| Exercise directions |
Pull out every line below holding the word "Perché".
[start of Listed entries]
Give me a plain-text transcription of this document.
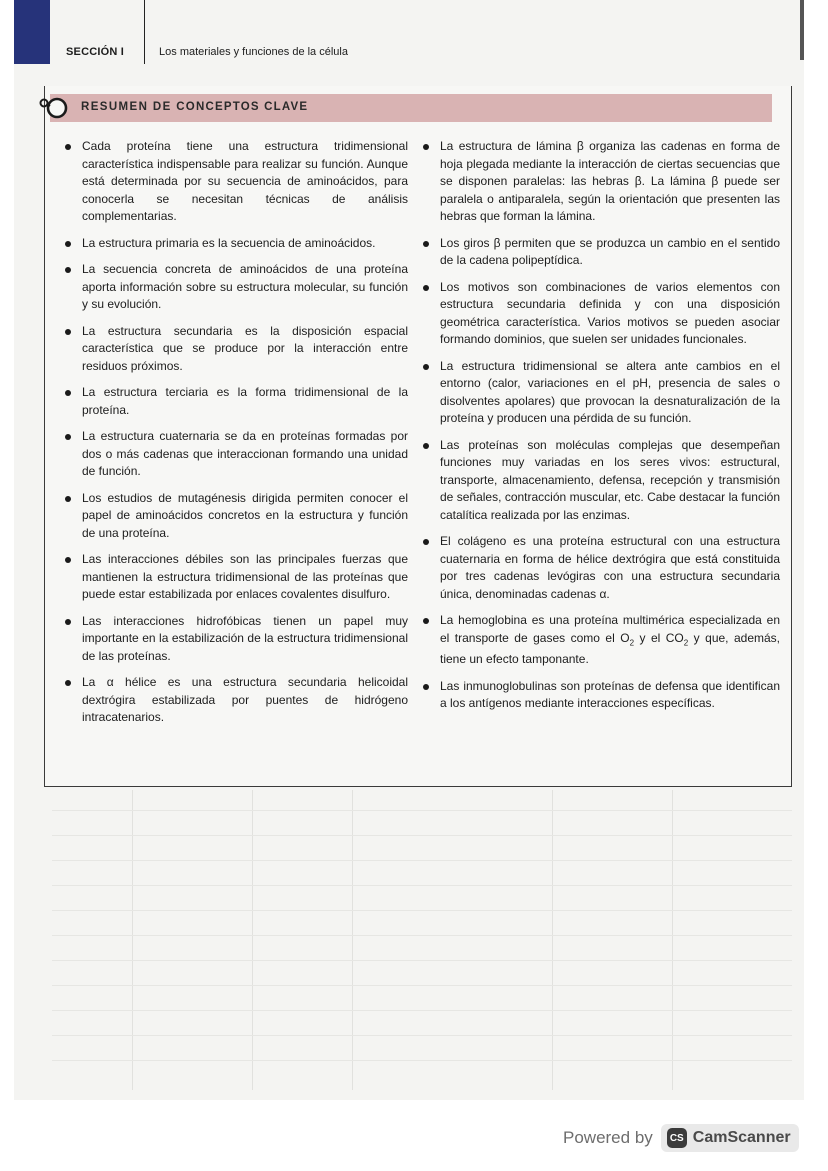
SECCIÓN I	Los materiales y funciones de la célula
RESUMEN DE CONCEPTOS CLAVE
Cada proteína tiene una estructura tridimensional característica indispensable para realizar su función. Aunque está determinada por su secuencia de aminoácidos, para conocerla se necesitan técnicas de análisis complementarias.
La estructura primaria es la secuencia de aminoácidos.
La secuencia concreta de aminoácidos de una proteína aporta información sobre su estructura molecular, su función y su evolución.
La estructura secundaria es la disposición espacial característica que se produce por la interacción entre residuos próximos.
La estructura terciaria es la forma tridimensional de la proteína.
La estructura cuaternaria se da en proteínas formadas por dos o más cadenas que interaccionan formando una unidad de función.
Los estudios de mutagénesis dirigida permiten conocer el papel de aminoácidos concretos en la estructura y función de una proteína.
Las interacciones débiles son las principales fuerzas que mantienen la estructura tridimensional de las proteínas que puede estar estabilizada por enlaces covalentes disulfuro.
Las interacciones hidrofóbicas tienen un papel muy importante en la estabilización de la estructura tridimensional de las proteínas.
La α hélice es una estructura secundaria helicoidal dextrógira estabilizada por puentes de hidrógeno intracatenarios.
La estructura de lámina β organiza las cadenas en forma de hoja plegada mediante la interacción de ciertas secuencias que se disponen paralelas: las hebras β. La lámina β puede ser paralela o antiparalela, según la orientación que presenten las hebras que forman la lámina.
Los giros β permiten que se produzca un cambio en el sentido de la cadena polipeptídica.
Los motivos son combinaciones de varios elementos con estructura secundaria definida y con una disposición geométrica característica. Varios motivos se pueden asociar formando dominios, que suelen ser unidades funcionales.
La estructura tridimensional se altera ante cambios en el entorno (calor, variaciones en el pH, presencia de sales o disolventes apolares) que provocan la desnaturalización de la proteína y producen una pérdida de su función.
Las proteínas son moléculas complejas que desempeñan funciones muy variadas en los seres vivos: estructural, transporte, almacenamiento, defensa, recepción y transmisión de señales, contracción muscular, etc. Cabe destacar la función catalítica realizada por las enzimas.
El colágeno es una proteína estructural con una estructura cuaternaria en forma de hélice dextrógira que está constituida por tres cadenas levógiras con una estructura secundaria única, denominadas cadenas α.
La hemoglobina es una proteína multimérica especializada en el transporte de gases como el $O_2$ y el $CO_2$ y que, además, tiene un efecto tamponante.
Las inmunoglobulinas son proteínas de defensa que identifican a los antígenos mediante interacciones específicas.
Powered by	CS CamScanner
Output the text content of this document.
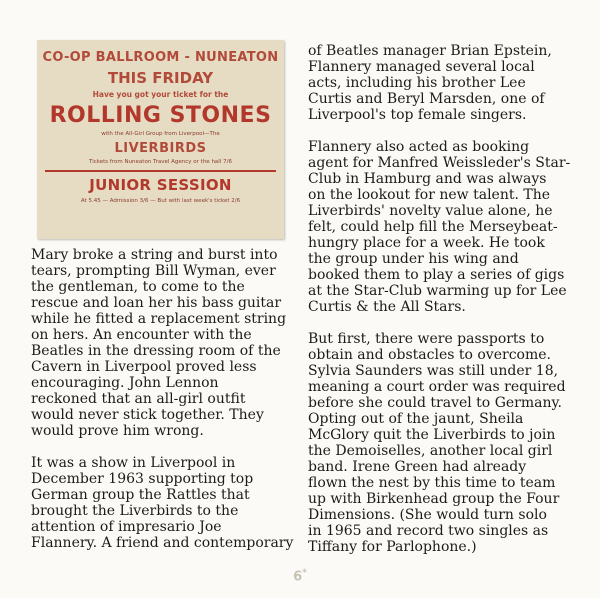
CO-OP BALLROOM - NUNEATON
THIS FRIDAY
Have you got your ticket for the
ROLLING STONES
with the All-Girl Group from Liverpool—The
LIVERBIRDS
Tickets from Nuneaton Travel Agency or the hall 7/6
JUNIOR SESSION
At 5.45 — Admission 3/6 — But with last week's ticket 2/6

Mary broke a string and burst into
tears, prompting Bill Wyman, ever
the gentleman, to come to the
rescue and loan her his bass guitar
while he fitted a replacement string
on hers. An encounter with the
Beatles in the dressing room of the
Cavern in Liverpool proved less
encouraging. John Lennon
reckoned that an all-girl outfit
would never stick together. They
would prove him wrong.

It was a show in Liverpool in
December 1963 supporting top
German group the Rattles that
brought the Liverbirds to the
attention of impresario Joe
Flannery. A friend and contemporary

of Beatles manager Brian Epstein,
Flannery managed several local
acts, including his brother Lee
Curtis and Beryl Marsden, one of
Liverpool's top female singers.

Flannery also acted as booking
agent for Manfred Weissleder's Star-
Club in Hamburg and was always
on the lookout for new talent. The
Liverbirds' novelty value alone, he
felt, could help fill the Merseybeat-
hungry place for a week. He took
the group under his wing and
booked them to play a series of gigs
at the Star-Club warming up for Lee
Curtis & the All Stars.

But first, there were passports to
obtain and obstacles to overcome.
Sylvia Saunders was still under 18,
meaning a court order was required
before she could travel to Germany.
Opting out of the jaunt, Sheila
McGlory quit the Liverbirds to join
the Demoiselles, another local girl
band. Irene Green had already
flown the nest by this time to team
up with Birkenhead group the Four
Dimensions. (She would turn solo
in 1965 and record two singles as
Tiffany for Parlophone.)

6*
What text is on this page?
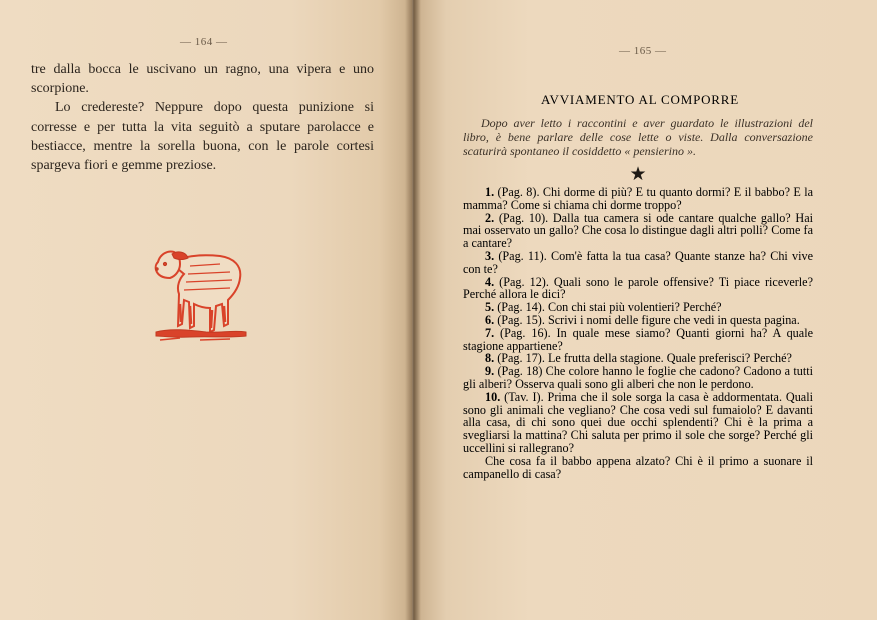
— 164 —

tre dalla bocca le uscivano un ragno, una vipera e uno scorpione.

Lo credereste? Neppure dopo questa punizione si corresse e per tutta la vita seguitò a sputare parolacce e bestiacce, mentre la sorella buona, con le parole cortesi spargeva fiori e gemme preziose.

— 165 —
AVVIAMENTO AL COMPORRE
Dopo aver letto i raccontini e aver guardato le illustrazioni del libro, è bene parlare delle cose lette o viste. Dalla conversazione scaturirà spontaneo il cosiddetto « pensierino ».
★

1. (Pag. 8). Chi dorme di più? E tu quanto dormi? E il babbo? E la mamma? Come si chiama chi dorme troppo?

2. (Pag. 10). Dalla tua camera si ode cantare qualche gallo? Hai mai osservato un gallo? Che cosa lo distingue dagli altri polli? Come fa a cantare?

3. (Pag. 11). Com'è fatta la tua casa? Quante stanze ha? Chi vive con te?

4. (Pag. 12). Quali sono le parole offensive? Ti piace riceverle? Perché allora le dici?

5. (Pag. 14). Con chi stai più volentieri? Perché?

6. (Pag. 15). Scrivi i nomi delle figure che vedi in questa pagina.

7. (Pag. 16). In quale mese siamo? Quanti giorni ha? A quale stagione appartiene?

8. (Pag. 17). Le frutta della stagione. Quale preferisci? Perché?

9. (Pag. 18) Che colore hanno le foglie che cadono? Cadono a tutti gli alberi? Osserva quali sono gli alberi che non le perdono.

10. (Tav. I). Prima che il sole sorga la casa è addormentata. Quali sono gli animali che vegliano? Che cosa vedi sul fumaiolo? E davanti alla casa, di chi sono quei due occhi splendenti? Chi è la prima a svegliarsi la mattina? Chi saluta per primo il sole che sorge? Perché gli uccellini si rallegrano?

Che cosa fa il babbo appena alzato? Chi è il primo a suonare il campanello di casa?
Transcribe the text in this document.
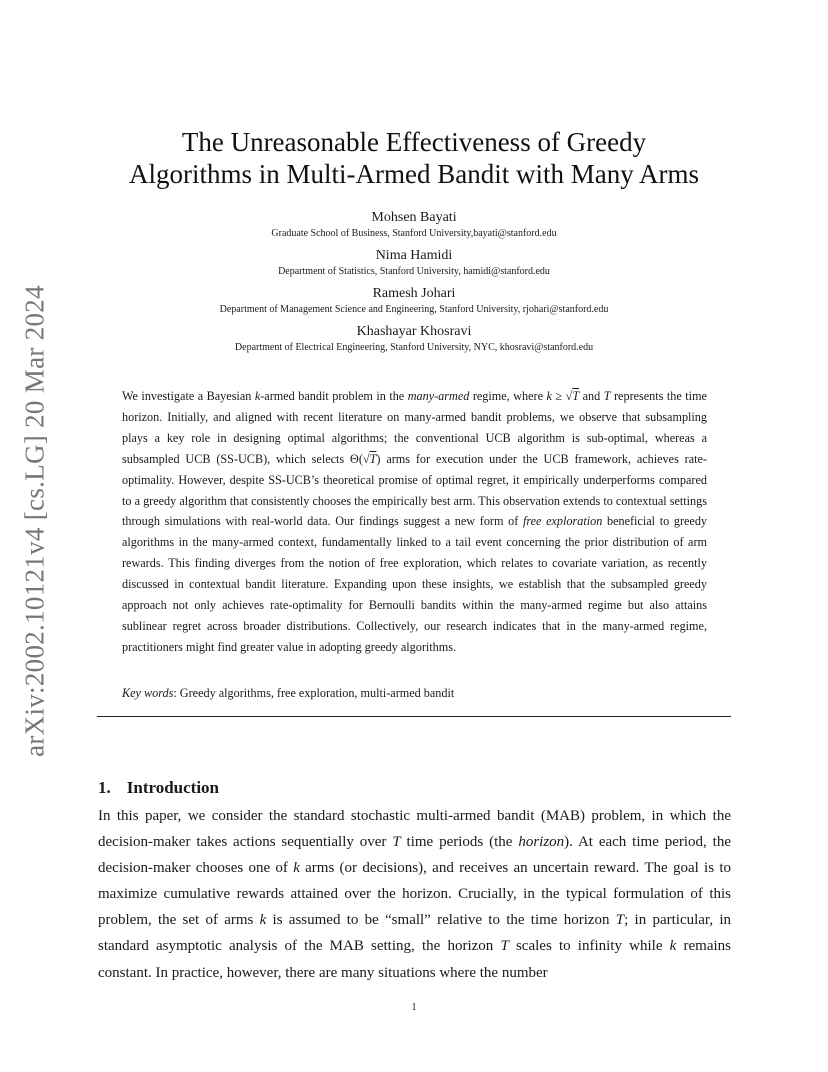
arXiv:2002.10121v4 [cs.LG] 20 Mar 2024
The Unreasonable Effectiveness of Greedy
Algorithms in Multi-Armed Bandit with Many Arms
Mohsen Bayati
Graduate School of Business, Stanford University,bayati@stanford.edu
Nima Hamidi
Department of Statistics, Stanford University, hamidi@stanford.edu
Ramesh Johari
Department of Management Science and Engineering, Stanford University, rjohari@stanford.edu
Khashayar Khosravi
Department of Electrical Engineering, Stanford University, NYC, khosravi@stanford.edu
We investigate a Bayesian k-armed bandit problem in the many-armed regime, where k ≥ √T and T represents the time horizon. Initially, and aligned with recent literature on many-armed bandit problems, we observe that subsampling plays a key role in designing optimal algorithms; the conventional UCB algorithm is sub-optimal, whereas a subsampled UCB (SS-UCB), which selects Θ(√T) arms for execution under the UCB framework, achieves rate-optimality. However, despite SS-UCB’s theoretical promise of optimal regret, it empirically underperforms compared to a greedy algorithm that consistently chooses the empirically best arm. This observation extends to contextual settings through simulations with real-world data. Our findings suggest a new form of free exploration beneficial to greedy algorithms in the many-armed context, fundamentally linked to a tail event concerning the prior distribution of arm rewards. This finding diverges from the notion of free exploration, which relates to covariate variation, as recently discussed in contextual bandit literature. Expanding upon these insights, we establish that the subsampled greedy approach not only achieves rate-optimality for Bernoulli bandits within the many-armed regime but also attains sublinear regret across broader distributions. Collectively, our research indicates that in the many-armed regime, practitioners might find greater value in adopting greedy algorithms.
Key words: Greedy algorithms, free exploration, multi-armed bandit
1. Introduction
In this paper, we consider the standard stochastic multi-armed bandit (MAB) problem, in which the decision-maker takes actions sequentially over T time periods (the horizon). At each time period, the decision-maker chooses one of k arms (or decisions), and receives an uncertain reward. The goal is to maximize cumulative rewards attained over the horizon. Crucially, in the typical formulation of this problem, the set of arms k is assumed to be “small” relative to the time horizon T; in particular, in standard asymptotic analysis of the MAB setting, the horizon T scales to infinity while k remains constant. In practice, however, there are many situations where the number
1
[end of Listed entries]
| Correct answer |
4. (Pag. 12). Quali sono le parole offensive? Ti piace riceverle? Perché allora le dici?
5. (Pag. 14). Con chi stai più volentieri? Perché?
8. (Pag. 17). Le frutta della stagione. Quale preferisci? Perché?
10. (Tav. I). Prima che il sole sorga la casa è addormentata. Quali sono gli animali che vegliano? Che cosa vedi sul fumaiolo? E davanti alla casa, di chi sono quei due occhi splendenti? Chi è la prima a svegliarsi la mattina? Chi saluta per primo il sole che sorge? Perché gli uccellini si rallegrano?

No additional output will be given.